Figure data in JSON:
◇ ◇ ◇ ◇ ◇

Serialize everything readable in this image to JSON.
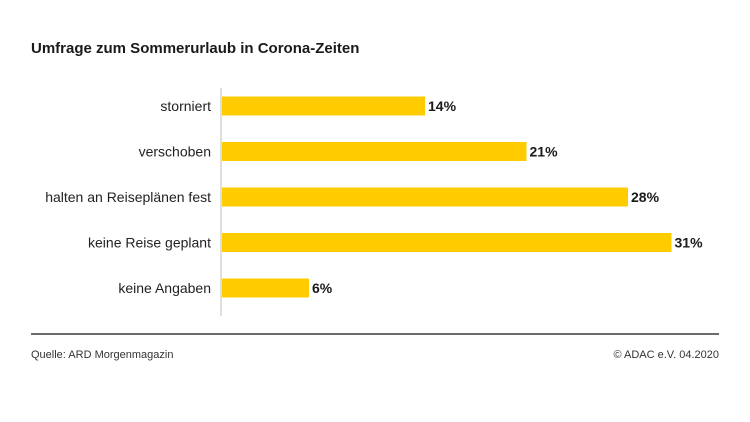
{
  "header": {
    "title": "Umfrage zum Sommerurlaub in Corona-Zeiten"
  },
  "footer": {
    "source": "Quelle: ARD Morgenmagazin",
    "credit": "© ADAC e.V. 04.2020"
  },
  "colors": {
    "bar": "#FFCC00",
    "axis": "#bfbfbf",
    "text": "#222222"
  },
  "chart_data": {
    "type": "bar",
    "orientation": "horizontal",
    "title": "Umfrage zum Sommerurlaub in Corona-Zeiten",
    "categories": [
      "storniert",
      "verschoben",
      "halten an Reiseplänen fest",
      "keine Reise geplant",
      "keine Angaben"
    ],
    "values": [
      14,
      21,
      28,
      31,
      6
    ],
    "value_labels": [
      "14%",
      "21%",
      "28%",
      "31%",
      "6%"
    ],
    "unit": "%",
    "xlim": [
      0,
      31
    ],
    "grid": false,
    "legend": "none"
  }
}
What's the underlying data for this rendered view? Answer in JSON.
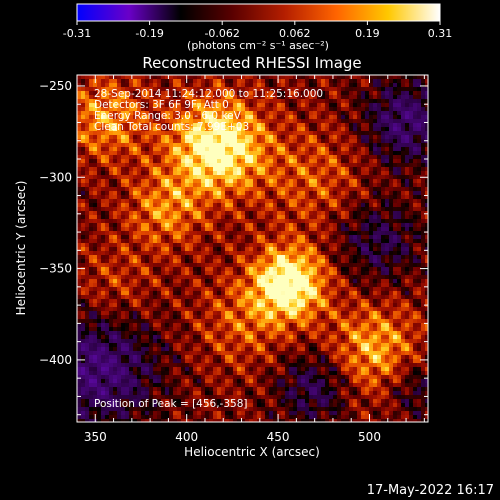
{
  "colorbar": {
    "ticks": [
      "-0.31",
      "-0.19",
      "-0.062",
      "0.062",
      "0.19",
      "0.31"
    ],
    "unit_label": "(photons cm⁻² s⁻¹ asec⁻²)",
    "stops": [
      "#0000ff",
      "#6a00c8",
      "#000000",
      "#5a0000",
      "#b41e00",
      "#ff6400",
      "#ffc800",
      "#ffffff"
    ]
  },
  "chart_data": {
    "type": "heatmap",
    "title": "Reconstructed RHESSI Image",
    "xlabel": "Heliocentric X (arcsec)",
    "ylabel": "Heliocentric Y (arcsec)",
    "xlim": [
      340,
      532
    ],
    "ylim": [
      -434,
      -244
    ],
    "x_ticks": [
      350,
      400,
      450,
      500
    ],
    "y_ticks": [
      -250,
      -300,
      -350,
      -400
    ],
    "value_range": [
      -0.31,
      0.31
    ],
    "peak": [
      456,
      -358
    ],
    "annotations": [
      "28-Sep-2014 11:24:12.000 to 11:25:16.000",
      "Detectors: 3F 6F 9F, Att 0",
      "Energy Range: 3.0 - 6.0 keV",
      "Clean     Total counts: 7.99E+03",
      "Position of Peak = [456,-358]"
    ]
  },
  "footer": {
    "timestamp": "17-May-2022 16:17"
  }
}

◇ ◇ ◇ ◇ ◇

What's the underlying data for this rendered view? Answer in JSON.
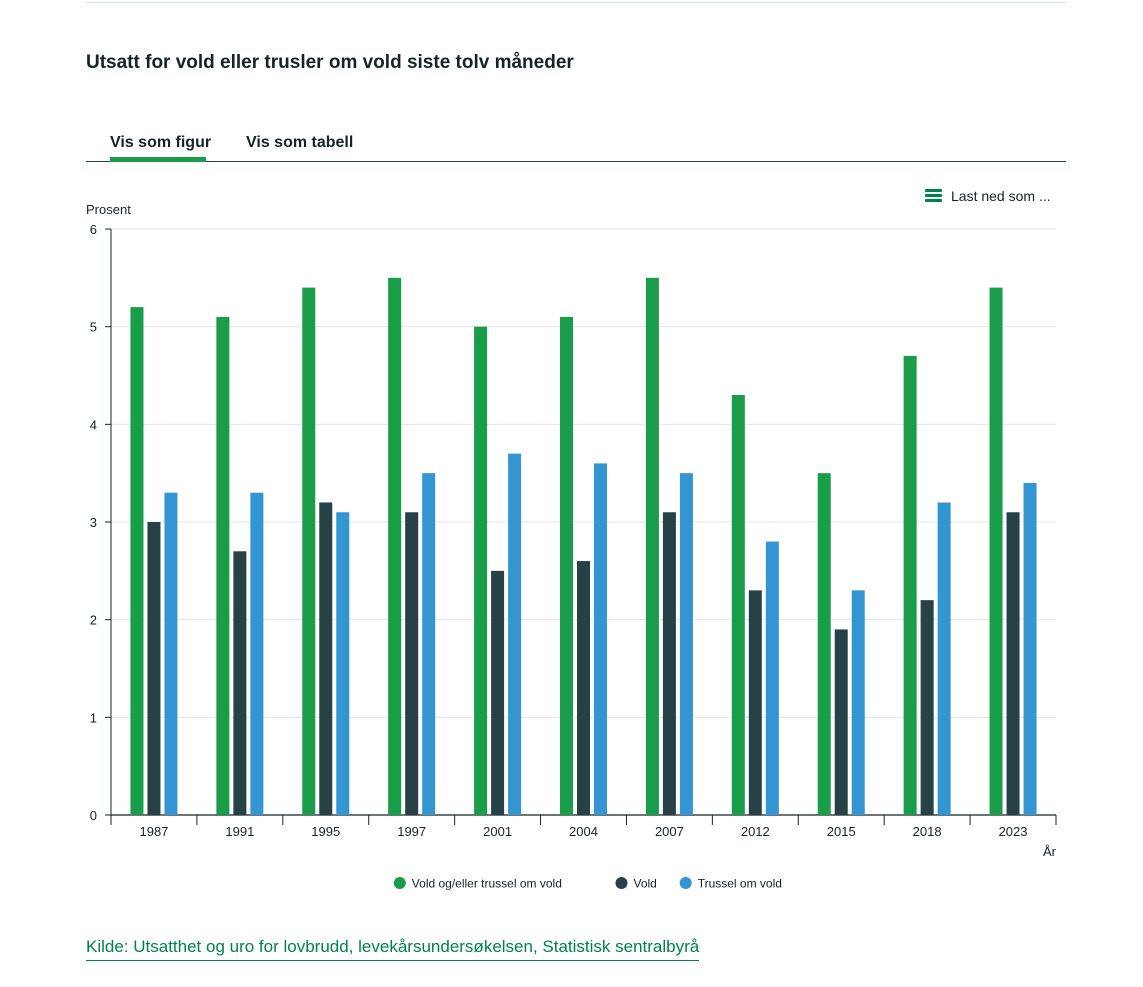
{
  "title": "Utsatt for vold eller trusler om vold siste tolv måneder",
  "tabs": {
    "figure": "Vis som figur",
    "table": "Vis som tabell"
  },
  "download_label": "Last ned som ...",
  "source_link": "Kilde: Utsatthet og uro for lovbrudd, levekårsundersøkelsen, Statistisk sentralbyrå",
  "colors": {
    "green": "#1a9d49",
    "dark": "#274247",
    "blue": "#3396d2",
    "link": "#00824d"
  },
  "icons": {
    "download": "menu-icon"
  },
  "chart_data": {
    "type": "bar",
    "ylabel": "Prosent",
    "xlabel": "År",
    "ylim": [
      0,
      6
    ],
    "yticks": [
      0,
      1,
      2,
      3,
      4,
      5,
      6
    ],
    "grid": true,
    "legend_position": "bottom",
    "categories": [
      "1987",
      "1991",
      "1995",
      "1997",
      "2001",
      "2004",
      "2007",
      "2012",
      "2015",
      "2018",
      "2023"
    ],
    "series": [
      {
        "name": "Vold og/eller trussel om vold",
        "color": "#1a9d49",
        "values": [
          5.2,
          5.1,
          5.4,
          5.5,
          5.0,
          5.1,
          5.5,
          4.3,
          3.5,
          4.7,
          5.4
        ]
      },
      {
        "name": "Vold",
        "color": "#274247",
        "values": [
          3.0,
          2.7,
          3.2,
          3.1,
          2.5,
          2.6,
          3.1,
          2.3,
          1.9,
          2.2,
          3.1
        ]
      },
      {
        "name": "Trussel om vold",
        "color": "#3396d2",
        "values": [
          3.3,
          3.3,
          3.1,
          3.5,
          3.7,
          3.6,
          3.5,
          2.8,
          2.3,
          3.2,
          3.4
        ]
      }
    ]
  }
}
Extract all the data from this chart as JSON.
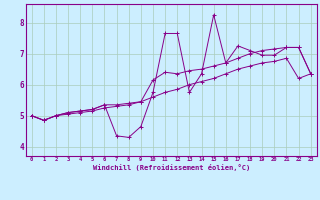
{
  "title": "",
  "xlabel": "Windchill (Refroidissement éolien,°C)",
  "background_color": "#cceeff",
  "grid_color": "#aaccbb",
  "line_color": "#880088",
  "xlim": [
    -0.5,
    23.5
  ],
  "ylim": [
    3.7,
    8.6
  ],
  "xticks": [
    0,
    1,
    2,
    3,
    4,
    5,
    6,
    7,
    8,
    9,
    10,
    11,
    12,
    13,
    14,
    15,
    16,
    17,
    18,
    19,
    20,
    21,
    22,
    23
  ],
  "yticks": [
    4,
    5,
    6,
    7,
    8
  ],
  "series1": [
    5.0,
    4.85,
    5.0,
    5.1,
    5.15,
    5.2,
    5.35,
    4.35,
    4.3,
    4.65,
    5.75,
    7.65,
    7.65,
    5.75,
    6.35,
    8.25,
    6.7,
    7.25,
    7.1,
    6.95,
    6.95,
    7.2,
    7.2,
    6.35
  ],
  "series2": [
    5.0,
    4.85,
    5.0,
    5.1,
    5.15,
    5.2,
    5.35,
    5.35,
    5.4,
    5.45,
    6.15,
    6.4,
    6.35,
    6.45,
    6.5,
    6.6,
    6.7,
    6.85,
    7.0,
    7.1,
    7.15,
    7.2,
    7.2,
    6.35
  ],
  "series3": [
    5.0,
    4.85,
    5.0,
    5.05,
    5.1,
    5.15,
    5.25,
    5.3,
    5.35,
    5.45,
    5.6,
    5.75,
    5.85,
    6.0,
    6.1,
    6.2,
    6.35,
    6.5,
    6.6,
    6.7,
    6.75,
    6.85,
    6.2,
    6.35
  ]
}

◇ ◇ ◇ ◇ ◇

Aim of the exercise =
Look through the data above. Copy every line with the string "Zeiten" in it.

Written response =
    "title": "Umfrage zum Sommerurlaub in Corona-Zeiten"
    "title": "Umfrage zum Sommerurlaub in Corona-Zeiten",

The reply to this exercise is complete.